- [DOCUMENT EXCERPT]:
CHRIS RUSSELL Enlarge
COLUMBUS - Speed has always been a critical part of football for Dane Sanzenbacher. If he didn't have the jets to get away from people, or catch them from behind, this likely wouldn't be his game of choice.
But Sanzenbacher, a wide receiver preparing for his sophomore season with Ohio State, places an even higher value on that attribute now than he did a few years ago when he was leading Central Catholic High School to a state championship. His considerable giddy-up allowed Sanzenbacher to make 40 receptions for 842 yards and score nine touchdowns in his seven career state playoff games for the Irish.
"You hear that the college game is so much faster, and that the hardest adjustment for a lot of players coming out of high school is the speed - getting used to playing against so many fast guys," Sanzenbacher said yesterday evening as the Buckeyes took a break from preseason practice and suited up for team pictures.
"It was a big adjustment, and there are a ton of really fast guys playing in the Big Ten, but after you experience it for a while you do adjust, and the other aspects of the game become more critical. You learn the importance of running precise routes, studying the defenses, and doing everything you can out on the field to try and gain a little advantage so you can make a play."
Sanzenbacher, who had 12 receptions as a freshman playing on an 11-2 team that won a third straight Big Ten championship, said he invested a lot of time since the end of spring practice in skill-specific work to improve his speed and strength.
"Until we come to camp, the summer is less about football, and more about doing the work individually to make yourself better," he said. "Being away from real football practice and running plays for a while, I actually kind of enjoy it. It allows you to really focus in on what you want to improve on, and discipline yourself to put in the time it takes to advance yourself."

- [BRIEF 1]:
From the records, extract the lines verbatim, starting at the line that contains "197, 303, 227]" and ending after the line that contains "2142, 766, 2212]".

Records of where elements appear
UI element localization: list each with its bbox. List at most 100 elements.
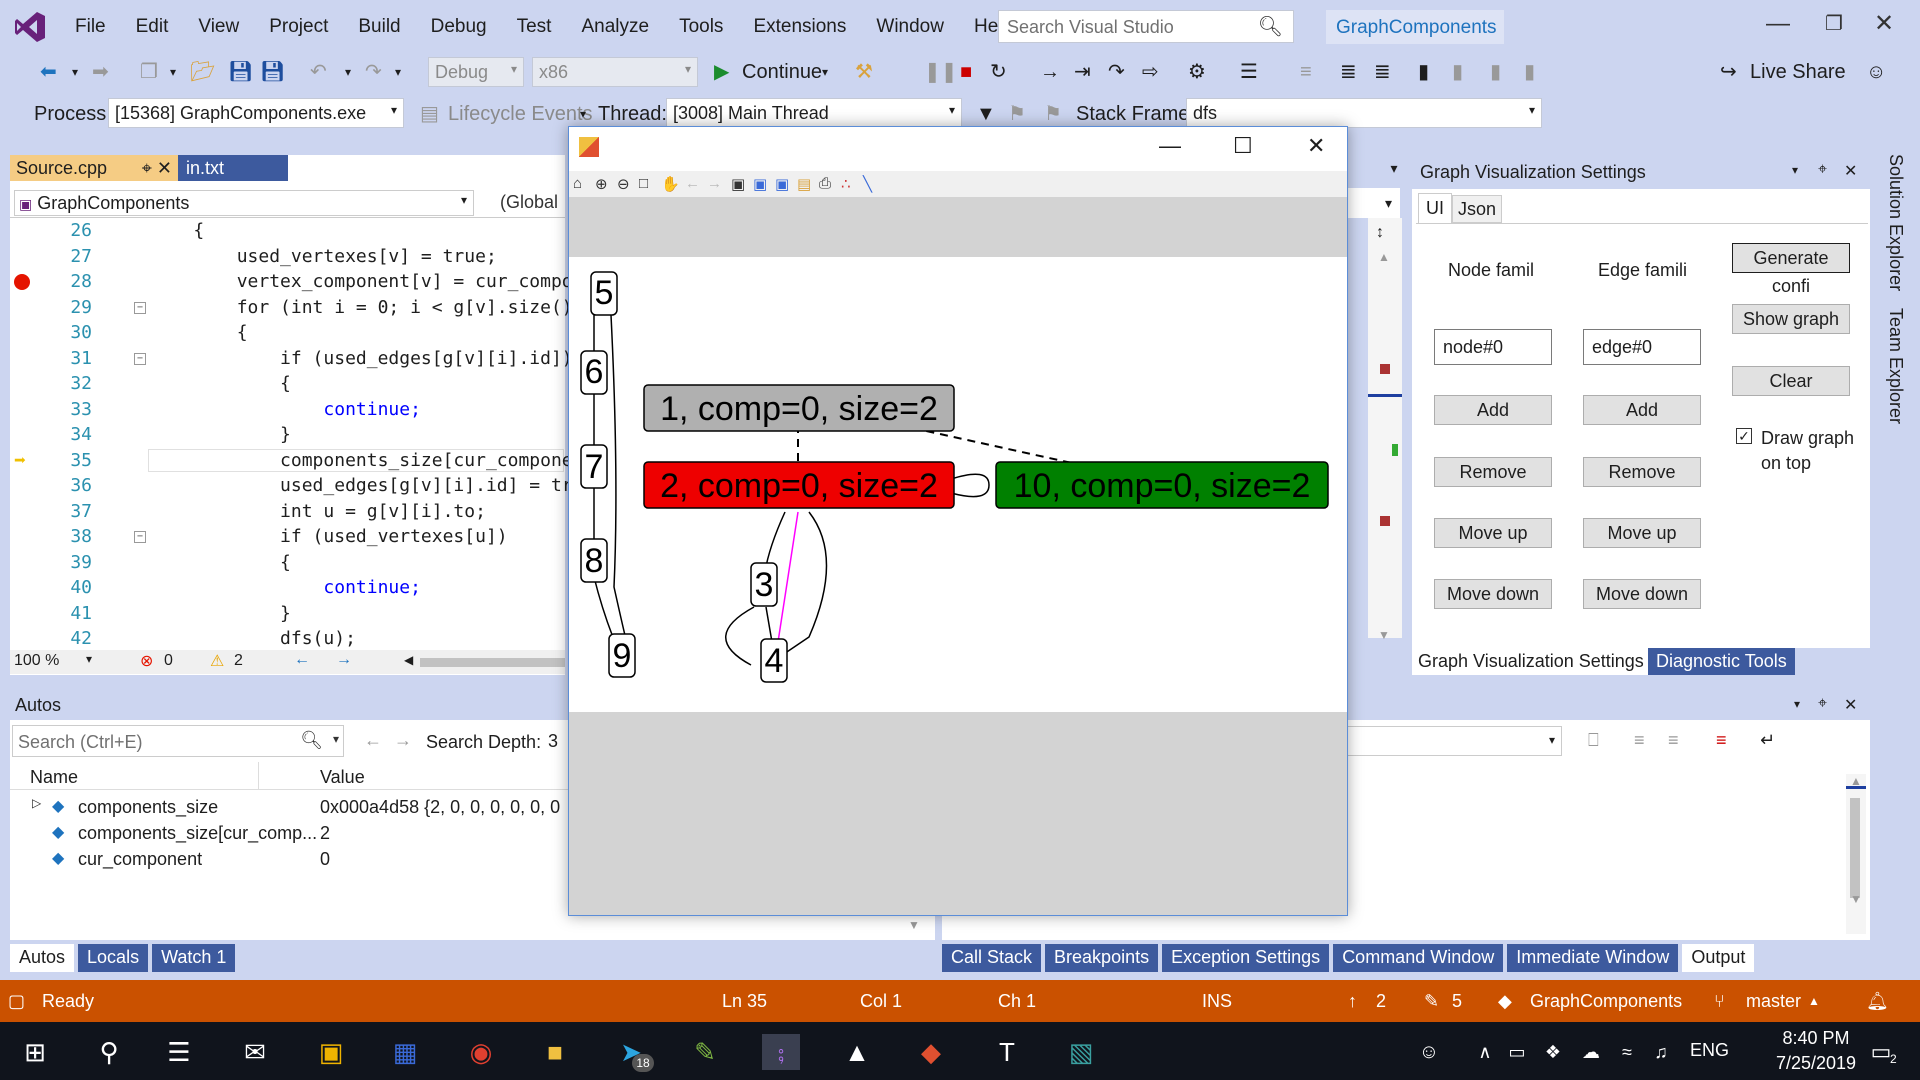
- edge-family-field[interactable]: edge#0: [1583, 329, 1701, 365]
- start-windows-icon[interactable]: ⊞: [16, 1034, 54, 1070]
- remove-node-button[interactable]: Remove: [1434, 457, 1552, 487]
- move-up-node-button[interactable]: Move up: [1434, 518, 1552, 548]
- autos-search-input[interactable]: Search (Ctrl+E) 🔍︎ ▾: [12, 725, 344, 757]
- search-dropdown-icon[interactable]: ▾: [333, 732, 339, 746]
- back-icon[interactable]: ←: [685, 175, 700, 192]
- column-divider[interactable]: [258, 762, 259, 790]
- continue-button[interactable]: Continue: [742, 59, 822, 85]
- clock-date[interactable]: 7/25/2019: [1766, 1053, 1866, 1074]
- draw-on-top-checkbox[interactable]: ✓: [1736, 428, 1752, 444]
- horizontal-scroll-thumb[interactable]: [420, 658, 565, 667]
- dropbox-icon[interactable]: ❖: [1534, 1034, 1572, 1070]
- new-project-icon[interactable]: ❐: [140, 59, 158, 85]
- forward-icon[interactable]: ➡︎: [92, 59, 109, 85]
- platform-combo[interactable]: x86 ▾: [532, 57, 698, 87]
- redo-icon[interactable]: ↷: [365, 59, 382, 85]
- menu-file[interactable]: File: [60, 16, 121, 38]
- task-view-icon[interactable]: ☰: [160, 1034, 198, 1070]
- code-area[interactable]: 26 { 27 used_vertexes[v] = true; 28 vert…: [10, 218, 605, 649]
- search-depth-value[interactable]: 3: [546, 726, 566, 756]
- zoom-out-icon[interactable]: ⊖: [617, 175, 630, 193]
- calendar-app-icon[interactable]: ▦: [386, 1034, 424, 1070]
- pin-icon[interactable]: ⌖: [1818, 161, 1827, 179]
- tab-source-cpp[interactable]: Source.cpp ⌖ ✕: [10, 155, 178, 181]
- move-down-node-button[interactable]: Move down: [1434, 579, 1552, 609]
- menu-view[interactable]: View: [183, 16, 254, 38]
- clear-button[interactable]: Clear: [1732, 366, 1850, 396]
- editor-vertical-scrollbar[interactable]: ↕ ▲ ▼: [1368, 218, 1402, 642]
- add-edge-button[interactable]: Add: [1583, 395, 1701, 425]
- process-icon[interactable]: ⚒: [855, 59, 873, 85]
- config-combo[interactable]: Debug ▾: [428, 57, 524, 87]
- language-indicator[interactable]: ENG: [1690, 1040, 1729, 1061]
- print-icon[interactable]: ⎙: [819, 175, 831, 192]
- comment-icon[interactable]: ≡: [1300, 59, 1312, 85]
- global-scope-combo[interactable]: (Global: [480, 190, 570, 216]
- thread-combo[interactable]: [3008] Main Thread ▾: [666, 98, 962, 128]
- search-back-icon[interactable]: ←: [364, 730, 382, 751]
- live-share-button[interactable]: Live Share: [1750, 59, 1846, 85]
- tab-graph-visualization-settings[interactable]: Graph Visualization Settings: [1412, 648, 1650, 675]
- store-icon[interactable]: ▣: [312, 1034, 350, 1070]
- onedrive-icon[interactable]: ☁: [1572, 1034, 1610, 1070]
- minimize-icon[interactable]: —: [1159, 133, 1181, 159]
- breakpoint-icon[interactable]: [14, 274, 30, 290]
- save-icon[interactable]: 💾︎: [228, 59, 253, 85]
- clear-all-icon[interactable]: ≡: [1716, 730, 1727, 751]
- continue-play-icon[interactable]: ▶: [714, 59, 729, 85]
- autos-row[interactable]: ▷ ◆ components_size 0x000a4d58 {2, 0, 0,…: [10, 794, 570, 820]
- stack-frame-combo[interactable]: dfs ▾: [1186, 98, 1542, 128]
- step-out-icon[interactable]: ⇨: [1142, 59, 1159, 85]
- battery-icon[interactable]: ▭: [1498, 1034, 1536, 1070]
- team-explorer-tab[interactable]: Team Explorer: [1885, 308, 1906, 424]
- up-arrow-icon[interactable]: ↑: [1348, 991, 1357, 1012]
- branch-name[interactable]: master: [1746, 991, 1801, 1012]
- branch-up-icon[interactable]: ▲: [1808, 994, 1820, 1008]
- search-box[interactable]: Search Visual Studio 🔍︎: [998, 10, 1294, 43]
- toggle-icon[interactable]: ☰: [1240, 59, 1258, 85]
- zoom-dropdown-icon[interactable]: ▾: [86, 652, 92, 666]
- home-icon[interactable]: ⌂: [573, 175, 582, 192]
- panel-menu-icon[interactable]: ▾: [1792, 163, 1798, 177]
- indent-icon[interactable]: ≣: [1340, 59, 1357, 85]
- search-icon[interactable]: ⚲: [90, 1034, 128, 1070]
- zoom-in-icon[interactable]: ⊕: [595, 175, 608, 193]
- unpushed-count[interactable]: 2: [1376, 991, 1386, 1012]
- autos-row[interactable]: ◆ components_size[cur_comp... 2: [10, 820, 570, 846]
- tab-autos[interactable]: Autos: [10, 944, 75, 972]
- photos-icon[interactable]: ▲: [838, 1034, 876, 1070]
- pause-icon[interactable]: ❚❚: [924, 59, 958, 85]
- undo-dropdown-icon[interactable]: ▾: [345, 59, 351, 85]
- step-over-icon[interactable]: ↷: [1108, 59, 1125, 85]
- chrome-icon[interactable]: ◉: [462, 1034, 500, 1070]
- close-panel-icon[interactable]: ✕: [1844, 695, 1857, 715]
- show-next-statement-icon[interactable]: →: [1040, 59, 1060, 85]
- zoom-level[interactable]: 100 %: [14, 652, 59, 670]
- move-down-edge-button[interactable]: Move down: [1583, 579, 1701, 609]
- scroll-down-icon[interactable]: ▼: [908, 918, 920, 932]
- outdent-icon[interactable]: ≣: [1374, 59, 1391, 85]
- menu-build[interactable]: Build: [343, 16, 415, 38]
- typora-icon[interactable]: T: [988, 1034, 1026, 1070]
- new-dropdown-icon[interactable]: ▾: [170, 59, 176, 85]
- menu-project[interactable]: Project: [254, 16, 343, 38]
- forward-icon[interactable]: →: [707, 175, 722, 192]
- close-icon[interactable]: ✕: [1307, 133, 1325, 159]
- notepad-plus-icon[interactable]: ✎: [686, 1034, 724, 1070]
- undo-icon[interactable]: ↶: [310, 59, 327, 85]
- graph-drawing-area[interactable]: 5 6 7 8 9 3 4 1, comp=0, size=2 2, comp=…: [569, 257, 1347, 712]
- process-combo[interactable]: [15368] GraphComponents.exe ▾: [108, 98, 404, 128]
- tab-locals[interactable]: Locals: [78, 944, 149, 972]
- back-icon[interactable]: ⬅︎: [40, 59, 57, 85]
- word-wrap-icon[interactable]: ↵: [1760, 730, 1775, 751]
- bookmark-icon[interactable]: ▮: [1418, 59, 1429, 85]
- close-tab-icon[interactable]: ✕: [157, 158, 172, 178]
- layout-icon[interactable]: ∴: [841, 175, 851, 193]
- menu-debug[interactable]: Debug: [416, 16, 502, 38]
- col-value-header[interactable]: Value: [320, 767, 365, 788]
- project-scope-combo[interactable]: ▣ GraphComponents ▾: [14, 190, 474, 216]
- stop-icon[interactable]: ■: [960, 59, 972, 85]
- tab-call-stack[interactable]: Call Stack: [942, 944, 1042, 972]
- minimize-button[interactable]: —: [1754, 4, 1802, 44]
- autos-row[interactable]: ◆ cur_component 0: [10, 846, 570, 872]
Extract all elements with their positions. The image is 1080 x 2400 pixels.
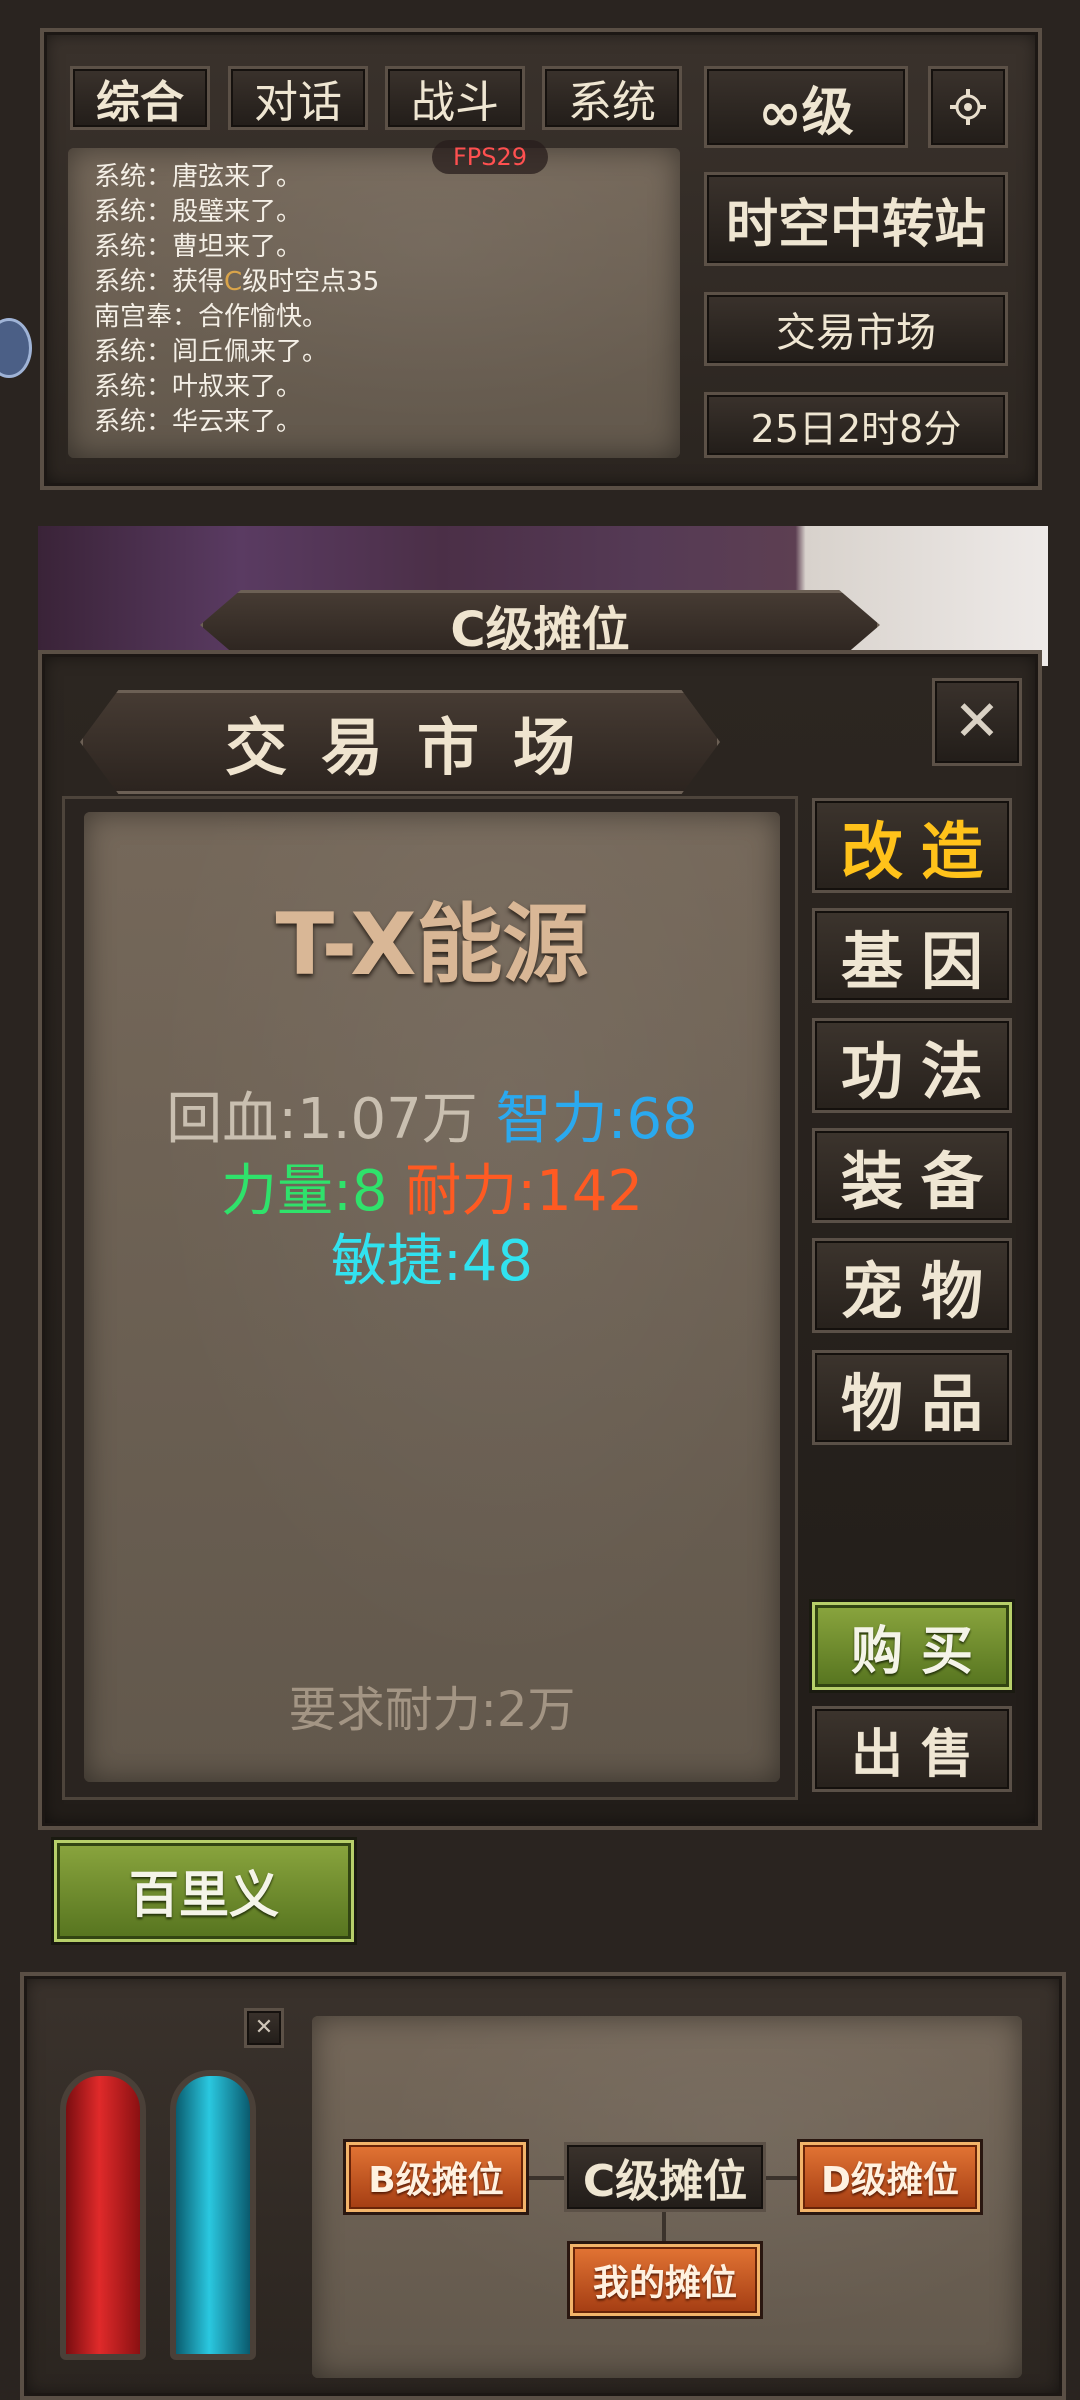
chat-message: 系统：殷璧来了。	[94, 197, 303, 227]
my-stall-button[interactable]: 我的摊位	[570, 2244, 760, 2316]
panel-title: 交易市场	[80, 690, 720, 794]
category-equipment[interactable]: 装备	[812, 1128, 1012, 1223]
chat-messages: 系统：唐弦来了。 系统：殷璧来了。 系统：曹坦来了。 系统：获得C级时空点35 …	[94, 160, 664, 450]
game-time: 25日2时8分	[704, 392, 1008, 458]
category-gene[interactable]: 基因	[812, 908, 1012, 1003]
chat-message: 系统：闾丘佩来了。	[94, 337, 329, 367]
stat-row-3: 敏捷:48	[84, 1216, 780, 1297]
stall-connector-vertical	[662, 2212, 666, 2248]
stat-end: 耐力:142	[405, 1159, 644, 1224]
seller-button[interactable]: 百里义	[54, 1840, 354, 1942]
tab-battle[interactable]: 战斗	[385, 66, 525, 130]
side-avatar-icon[interactable]	[0, 318, 32, 378]
tab-general[interactable]: 综合	[70, 66, 210, 130]
close-icon: ✕	[254, 2015, 274, 2040]
category-item[interactable]: 物品	[812, 1350, 1012, 1445]
category-skill[interactable]: 功法	[812, 1018, 1012, 1113]
chat-message: 系统：唐弦来了。	[94, 162, 303, 192]
chat-message: 系统：叶叔来了。	[94, 372, 303, 402]
item-name: T-X能源	[275, 895, 589, 995]
gear-icon	[950, 89, 986, 125]
close-icon: ✕	[953, 689, 1001, 754]
tab-dialogue[interactable]: 对话	[228, 66, 368, 130]
category-pet[interactable]: 宠物	[812, 1238, 1012, 1333]
category-modify[interactable]: 改造	[812, 798, 1012, 893]
chat-message: 南宫奉：合作愉快。	[94, 302, 329, 332]
mp-vial	[170, 2070, 256, 2360]
sell-button[interactable]: 出售	[812, 1706, 1012, 1792]
hud-close-button[interactable]: ✕	[244, 2008, 284, 2048]
c-stall-button[interactable]: C级摊位	[564, 2142, 766, 2212]
station-button[interactable]: 时空中转站	[704, 172, 1008, 266]
chat-message: 系统：曹坦来了。	[94, 232, 303, 262]
hp-vial	[60, 2070, 146, 2360]
stat-int: 智力:68	[495, 1087, 698, 1152]
level-display: ∞级	[704, 66, 908, 148]
stat-row-1: 回血:1.07万 智力:68	[84, 1074, 780, 1155]
buy-button[interactable]: 购买	[812, 1602, 1012, 1690]
chat-message: 系统：华云来了。	[94, 407, 303, 437]
item-details: T-X能源 回血:1.07万 智力:68 力量:8 耐力:142 敏捷:48 要…	[84, 812, 780, 1782]
market-button[interactable]: 交易市场	[704, 292, 1008, 366]
stat-row-2: 力量:8 耐力:142	[84, 1146, 780, 1227]
d-stall-button[interactable]: D级摊位	[800, 2142, 980, 2212]
close-button[interactable]: ✕	[932, 678, 1022, 766]
chat-message: 系统：获得C级时空点35	[94, 267, 380, 297]
tab-system[interactable]: 系统	[542, 66, 682, 130]
settings-button[interactable]	[928, 66, 1008, 148]
stat-str: 力量:8	[220, 1159, 388, 1224]
b-stall-button[interactable]: B级摊位	[346, 2142, 526, 2212]
item-requirement: 要求耐力:2万	[288, 1682, 576, 1738]
stat-agi: 敏捷:48	[330, 1229, 534, 1294]
stat-hp: 回血:1.07万	[166, 1087, 478, 1152]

- [BRIEF 2]:
In the article about Dane Sanzenbacher, copy the passage word for word, starting at the words "Sanzenbacher, who had" and stopping after "speed and strength.".

- [OUTPUT 1]:
chat-message: 系统：殷璧来了。	[94, 197, 303, 227]
my-stall-button[interactable]: 我的摊位	[570, 2244, 760, 2316]
panel-title: 交易市场	[80, 690, 720, 794]
category-equipment[interactable]: 装备	[812, 1128, 1012, 1223]
chat-messages: 系统：唐弦来了。 系统：殷璧来了。 系统：曹坦来了。 系统：获得C级时空点35 …	[94, 160, 664, 450]
game-time: 25日2时8分	[704, 392, 1008, 458]
category-gene[interactable]: 基因	[812, 908, 1012, 1003]
chat-message: 系统：闾丘佩来了。	[94, 337, 329, 367]
stat-row-3: 敏捷:48	[84, 1216, 780, 1297]
stall-connector-vertical	[662, 2212, 666, 2248]
stat-end: 耐力:142	[405, 1159, 644, 1224]
seller-button[interactable]: 百里义	[54, 1840, 354, 1942]
tab-battle[interactable]: 战斗	[385, 66, 525, 130]
side-avatar-icon[interactable]	[0, 318, 32, 378]
tab-general[interactable]: 综合	[70, 66, 210, 130]
close-icon: ✕	[254, 2015, 274, 2040]
category-item[interactable]: 物品	[812, 1350, 1012, 1445]
category-skill[interactable]: 功法	[812, 1018, 1012, 1113]
chat-message: 系统：唐弦来了。	[94, 162, 303, 192]
chat-message: 系统：叶叔来了。	[94, 372, 303, 402]
item-name: T-X能源	[275, 895, 589, 995]
gear-icon	[950, 89, 986, 125]
close-icon: ✕	[953, 689, 1001, 754]
tab-dialogue[interactable]: 对话	[228, 66, 368, 130]
category-pet[interactable]: 宠物	[812, 1238, 1012, 1333]
category-modify[interactable]: 改造	[812, 798, 1012, 893]
chat-message: 南宫奉：合作愉快。	[94, 302, 329, 332]
mp-vial	[170, 2070, 256, 2360]
sell-button[interactable]: 出售	[812, 1706, 1012, 1792]
hud-close-button[interactable]: ✕	[244, 2008, 284, 2048]
c-stall-button[interactable]: C级摊位	[564, 2142, 766, 2212]

- [OUTPUT 2]:
Sanzenbacher, who had 12 receptions as a freshman playing on an 11-2 team that won a third straight Big Ten championship, said he invested a lot of time since the end of spring practice in skill-specific work to improve his speed and strength.